# START OF ROWS

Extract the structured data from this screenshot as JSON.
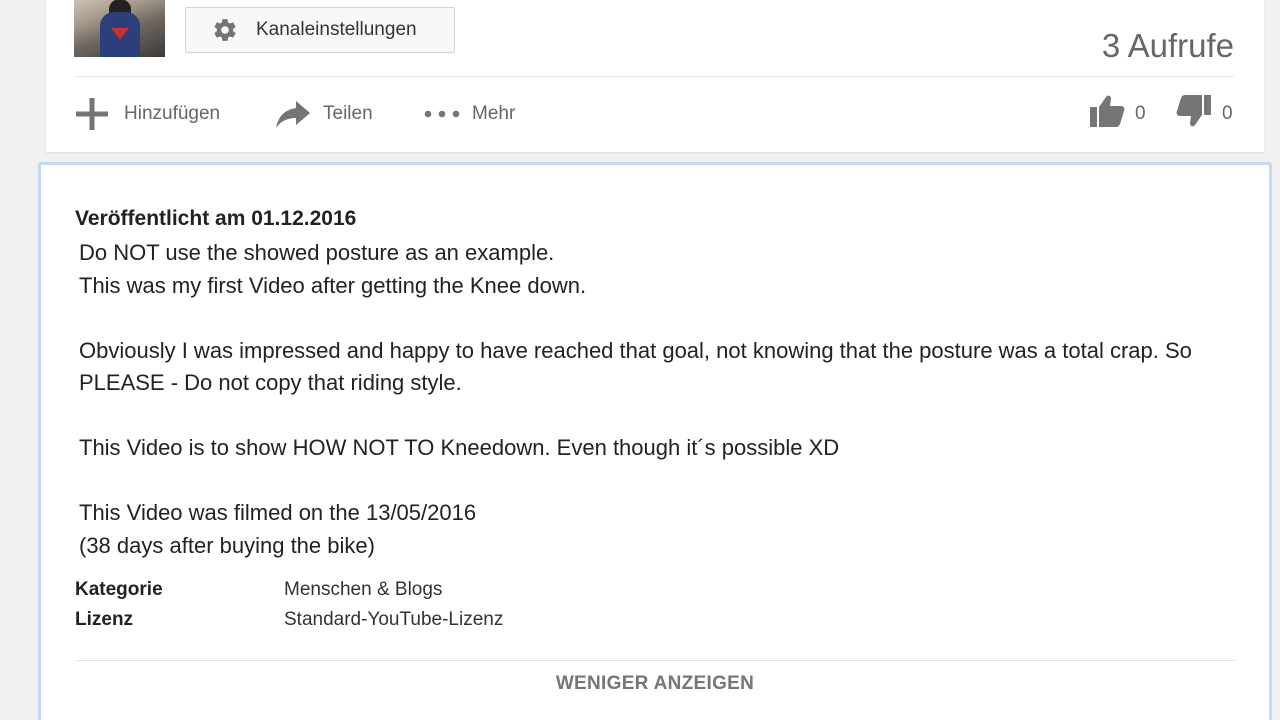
{
  "channel": {
    "settings_label": "Kanaleinstellungen",
    "views": "3 Aufrufe"
  },
  "actions": {
    "add_label": "Hinzufügen",
    "share_label": "Teilen",
    "more_label": "Mehr",
    "like_count": "0",
    "dislike_count": "0"
  },
  "icons": {
    "settings": "gear-icon",
    "add": "plus-icon",
    "share": "share-arrow-icon",
    "more": "ellipsis-icon",
    "like": "thumbs-up-icon",
    "dislike": "thumbs-down-icon"
  },
  "description": {
    "published": "Veröffentlicht am 01.12.2016",
    "paragraphs": [
      "Do NOT use the showed posture as an example.\nThis was my first Video after getting the Knee down.",
      "Obviously I was impressed and happy to have reached that goal, not knowing that the posture was a total crap. So PLEASE - Do not copy that riding style.",
      "This Video is to show HOW NOT TO Kneedown. Even though it´s possible XD",
      "This Video was filmed on the 13/05/2016\n(38 days after buying the bike)"
    ],
    "meta": [
      {
        "key": "Kategorie",
        "value": "Menschen & Blogs"
      },
      {
        "key": "Lizenz",
        "value": "Standard-YouTube-Lizenz"
      }
    ],
    "show_less": "WENIGER ANZEIGEN"
  },
  "colors": {
    "card_border_focus": "#c2daf2",
    "icon_gray": "#757575",
    "page_bg": "#f1f1f1"
  }
}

# END OF ROWS

◆ GIVEN INSTRUCTION:
Repeat the listing verbatim. Skip the pictures.

◆ PROBLEM SOLUTION:
Extract the structured data from this screenshot as JSON.
{
  "channel": {
    "settings_label": "Kanaleinstellungen",
    "views": "3 Aufrufe"
  },
  "actions": {
    "add_label": "Hinzufügen",
    "share_label": "Teilen",
    "more_label": "Mehr",
    "like_count": "0",
    "dislike_count": "0"
  },
  "icons": {
    "settings": "gear-icon",
    "add": "plus-icon",
    "share": "share-arrow-icon",
    "more": "ellipsis-icon",
    "like": "thumbs-up-icon",
    "dislike": "thumbs-down-icon"
  },
  "description": {
    "published": "Veröffentlicht am 01.12.2016",
    "paragraphs": [
      "Do NOT use the showed posture as an example.\nThis was my first Video after getting the Knee down.",
      "Obviously I was impressed and happy to have reached that goal, not knowing that the posture was a total crap. So PLEASE - Do not copy that riding style.",
      "This Video is to show HOW NOT TO Kneedown. Even though it´s possible XD",
      "This Video was filmed on the 13/05/2016\n(38 days after buying the bike)"
    ],
    "meta": [
      {
        "key": "Kategorie",
        "value": "Menschen & Blogs"
      },
      {
        "key": "Lizenz",
        "value": "Standard-YouTube-Lizenz"
      }
    ],
    "show_less": "WENIGER ANZEIGEN"
  },
  "colors": {
    "card_border_focus": "#c2daf2",
    "icon_gray": "#757575",
    "page_bg": "#f1f1f1"
  }
}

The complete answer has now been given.